## begin EXERCISE INPUTS

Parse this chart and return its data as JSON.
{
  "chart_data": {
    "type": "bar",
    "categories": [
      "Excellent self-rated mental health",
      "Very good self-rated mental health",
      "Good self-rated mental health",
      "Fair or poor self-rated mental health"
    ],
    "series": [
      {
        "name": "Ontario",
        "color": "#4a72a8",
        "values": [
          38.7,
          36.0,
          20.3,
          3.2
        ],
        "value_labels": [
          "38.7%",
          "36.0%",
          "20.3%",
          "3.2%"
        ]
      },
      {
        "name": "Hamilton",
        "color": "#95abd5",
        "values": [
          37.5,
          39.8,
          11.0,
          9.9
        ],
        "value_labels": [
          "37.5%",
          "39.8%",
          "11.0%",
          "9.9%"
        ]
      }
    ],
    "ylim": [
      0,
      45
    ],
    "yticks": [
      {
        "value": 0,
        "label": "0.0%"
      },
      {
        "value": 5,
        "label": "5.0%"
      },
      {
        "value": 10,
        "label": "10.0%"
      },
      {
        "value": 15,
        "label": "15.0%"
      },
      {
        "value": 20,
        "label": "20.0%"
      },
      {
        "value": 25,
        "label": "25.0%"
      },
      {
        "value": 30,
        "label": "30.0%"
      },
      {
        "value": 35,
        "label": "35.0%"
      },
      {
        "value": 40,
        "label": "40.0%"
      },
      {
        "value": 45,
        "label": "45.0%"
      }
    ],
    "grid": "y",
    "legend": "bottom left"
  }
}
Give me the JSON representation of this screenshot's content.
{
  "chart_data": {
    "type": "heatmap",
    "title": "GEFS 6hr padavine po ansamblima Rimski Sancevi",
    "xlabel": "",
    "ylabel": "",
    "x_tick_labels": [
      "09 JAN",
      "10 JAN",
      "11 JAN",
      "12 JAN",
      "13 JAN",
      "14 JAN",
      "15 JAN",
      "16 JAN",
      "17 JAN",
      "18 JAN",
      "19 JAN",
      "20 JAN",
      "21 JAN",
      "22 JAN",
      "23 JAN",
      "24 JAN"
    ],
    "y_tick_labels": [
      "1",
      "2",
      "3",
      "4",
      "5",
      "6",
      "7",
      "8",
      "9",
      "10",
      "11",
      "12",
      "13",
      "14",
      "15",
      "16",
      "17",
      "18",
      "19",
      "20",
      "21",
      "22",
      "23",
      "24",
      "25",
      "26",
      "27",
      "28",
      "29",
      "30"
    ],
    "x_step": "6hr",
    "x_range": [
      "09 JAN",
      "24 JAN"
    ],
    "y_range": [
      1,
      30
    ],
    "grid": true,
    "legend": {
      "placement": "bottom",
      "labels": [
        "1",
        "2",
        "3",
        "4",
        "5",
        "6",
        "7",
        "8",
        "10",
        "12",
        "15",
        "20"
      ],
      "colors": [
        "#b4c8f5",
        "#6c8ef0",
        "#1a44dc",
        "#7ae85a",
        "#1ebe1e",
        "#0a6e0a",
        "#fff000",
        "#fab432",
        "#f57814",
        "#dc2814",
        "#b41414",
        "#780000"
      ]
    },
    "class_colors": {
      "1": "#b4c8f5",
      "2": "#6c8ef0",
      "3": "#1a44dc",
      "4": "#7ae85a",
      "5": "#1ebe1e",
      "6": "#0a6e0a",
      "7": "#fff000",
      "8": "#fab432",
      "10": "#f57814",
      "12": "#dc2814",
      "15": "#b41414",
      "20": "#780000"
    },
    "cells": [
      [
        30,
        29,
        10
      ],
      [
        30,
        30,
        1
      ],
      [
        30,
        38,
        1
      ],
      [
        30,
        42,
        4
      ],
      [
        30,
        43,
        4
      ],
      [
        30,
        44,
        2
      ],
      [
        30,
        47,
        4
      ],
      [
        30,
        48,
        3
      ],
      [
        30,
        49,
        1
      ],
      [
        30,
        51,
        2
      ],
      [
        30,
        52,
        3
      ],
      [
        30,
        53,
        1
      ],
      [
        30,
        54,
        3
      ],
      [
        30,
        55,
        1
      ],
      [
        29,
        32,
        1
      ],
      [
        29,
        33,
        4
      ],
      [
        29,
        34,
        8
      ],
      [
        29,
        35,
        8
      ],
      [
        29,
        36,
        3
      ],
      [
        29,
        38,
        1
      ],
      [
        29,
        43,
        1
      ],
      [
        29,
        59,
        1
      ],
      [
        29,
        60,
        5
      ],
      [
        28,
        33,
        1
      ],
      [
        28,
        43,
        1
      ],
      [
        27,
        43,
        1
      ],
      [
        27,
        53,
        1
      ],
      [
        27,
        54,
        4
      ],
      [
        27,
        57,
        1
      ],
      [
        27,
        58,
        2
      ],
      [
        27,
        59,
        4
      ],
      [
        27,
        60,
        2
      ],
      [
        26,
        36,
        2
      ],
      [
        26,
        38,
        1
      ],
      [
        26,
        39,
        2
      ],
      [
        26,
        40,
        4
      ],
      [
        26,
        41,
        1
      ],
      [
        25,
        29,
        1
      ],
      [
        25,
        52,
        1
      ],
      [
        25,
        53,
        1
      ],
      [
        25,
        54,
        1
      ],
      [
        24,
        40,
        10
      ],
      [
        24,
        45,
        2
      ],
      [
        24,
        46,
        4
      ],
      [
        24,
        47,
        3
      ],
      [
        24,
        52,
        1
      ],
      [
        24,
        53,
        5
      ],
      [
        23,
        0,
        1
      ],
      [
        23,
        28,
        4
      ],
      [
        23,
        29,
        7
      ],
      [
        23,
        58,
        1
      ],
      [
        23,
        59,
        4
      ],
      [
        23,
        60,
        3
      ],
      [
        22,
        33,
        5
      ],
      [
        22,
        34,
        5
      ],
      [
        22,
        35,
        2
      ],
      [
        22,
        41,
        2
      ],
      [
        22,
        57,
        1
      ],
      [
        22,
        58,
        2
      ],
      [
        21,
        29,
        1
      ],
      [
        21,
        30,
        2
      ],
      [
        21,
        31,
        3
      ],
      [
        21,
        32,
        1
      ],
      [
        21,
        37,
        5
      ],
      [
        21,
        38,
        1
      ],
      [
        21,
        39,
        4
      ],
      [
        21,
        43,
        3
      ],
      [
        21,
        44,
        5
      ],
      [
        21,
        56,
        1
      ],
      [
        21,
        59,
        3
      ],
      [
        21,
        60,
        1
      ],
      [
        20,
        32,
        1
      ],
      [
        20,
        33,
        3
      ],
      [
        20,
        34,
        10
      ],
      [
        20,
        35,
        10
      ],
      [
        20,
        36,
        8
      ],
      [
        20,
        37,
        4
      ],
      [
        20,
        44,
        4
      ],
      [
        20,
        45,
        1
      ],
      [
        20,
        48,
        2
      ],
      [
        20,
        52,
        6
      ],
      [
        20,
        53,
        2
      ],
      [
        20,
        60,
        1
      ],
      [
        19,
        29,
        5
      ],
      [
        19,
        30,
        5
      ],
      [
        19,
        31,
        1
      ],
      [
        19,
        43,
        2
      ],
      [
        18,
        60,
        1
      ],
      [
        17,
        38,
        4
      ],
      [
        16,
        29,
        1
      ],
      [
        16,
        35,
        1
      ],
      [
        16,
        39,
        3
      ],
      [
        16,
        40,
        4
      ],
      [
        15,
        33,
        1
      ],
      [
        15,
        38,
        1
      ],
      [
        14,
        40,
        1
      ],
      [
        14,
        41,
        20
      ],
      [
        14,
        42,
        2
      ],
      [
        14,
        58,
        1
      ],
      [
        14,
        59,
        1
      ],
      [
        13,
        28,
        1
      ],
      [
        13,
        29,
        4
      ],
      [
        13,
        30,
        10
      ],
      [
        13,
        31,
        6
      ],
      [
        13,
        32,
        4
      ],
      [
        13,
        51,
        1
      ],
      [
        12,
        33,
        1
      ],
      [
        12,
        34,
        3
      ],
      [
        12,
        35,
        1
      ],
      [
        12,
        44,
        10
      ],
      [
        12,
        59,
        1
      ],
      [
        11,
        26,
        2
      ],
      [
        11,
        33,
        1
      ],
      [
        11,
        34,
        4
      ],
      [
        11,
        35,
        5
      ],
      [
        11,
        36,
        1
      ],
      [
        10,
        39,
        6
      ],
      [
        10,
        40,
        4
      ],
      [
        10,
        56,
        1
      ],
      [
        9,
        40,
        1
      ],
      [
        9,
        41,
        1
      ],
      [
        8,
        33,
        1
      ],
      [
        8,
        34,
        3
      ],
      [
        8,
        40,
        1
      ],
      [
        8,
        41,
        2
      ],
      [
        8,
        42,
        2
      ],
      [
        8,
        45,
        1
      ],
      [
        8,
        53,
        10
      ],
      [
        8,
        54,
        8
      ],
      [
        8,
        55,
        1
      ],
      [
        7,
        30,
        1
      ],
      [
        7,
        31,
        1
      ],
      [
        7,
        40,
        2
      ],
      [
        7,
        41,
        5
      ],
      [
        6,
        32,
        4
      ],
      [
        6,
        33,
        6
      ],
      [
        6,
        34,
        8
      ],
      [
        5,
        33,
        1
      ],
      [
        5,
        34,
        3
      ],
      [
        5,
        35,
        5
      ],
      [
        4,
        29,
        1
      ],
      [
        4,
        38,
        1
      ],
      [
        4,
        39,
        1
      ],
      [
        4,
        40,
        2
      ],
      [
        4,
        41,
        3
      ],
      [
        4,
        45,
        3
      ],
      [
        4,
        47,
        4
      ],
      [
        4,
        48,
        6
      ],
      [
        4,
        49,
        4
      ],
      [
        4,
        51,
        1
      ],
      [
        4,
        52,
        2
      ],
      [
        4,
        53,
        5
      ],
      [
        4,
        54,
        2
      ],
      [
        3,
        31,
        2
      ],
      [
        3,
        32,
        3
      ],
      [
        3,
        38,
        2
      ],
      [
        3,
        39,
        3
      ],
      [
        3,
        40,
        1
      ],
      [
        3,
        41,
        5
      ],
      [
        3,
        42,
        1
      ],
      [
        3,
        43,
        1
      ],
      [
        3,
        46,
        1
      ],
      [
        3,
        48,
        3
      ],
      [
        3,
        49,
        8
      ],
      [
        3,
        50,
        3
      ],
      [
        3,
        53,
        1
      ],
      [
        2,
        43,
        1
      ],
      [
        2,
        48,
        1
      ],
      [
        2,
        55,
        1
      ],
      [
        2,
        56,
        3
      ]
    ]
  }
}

## end EXERCISE INPUTS

WHAT IS BEING ASKED
Find each line that has the word "this", then copy it out.

ANSWER TO THE TASK
Parse this chart and return its data as JSON.
Give me the JSON representation of this screenshot's content.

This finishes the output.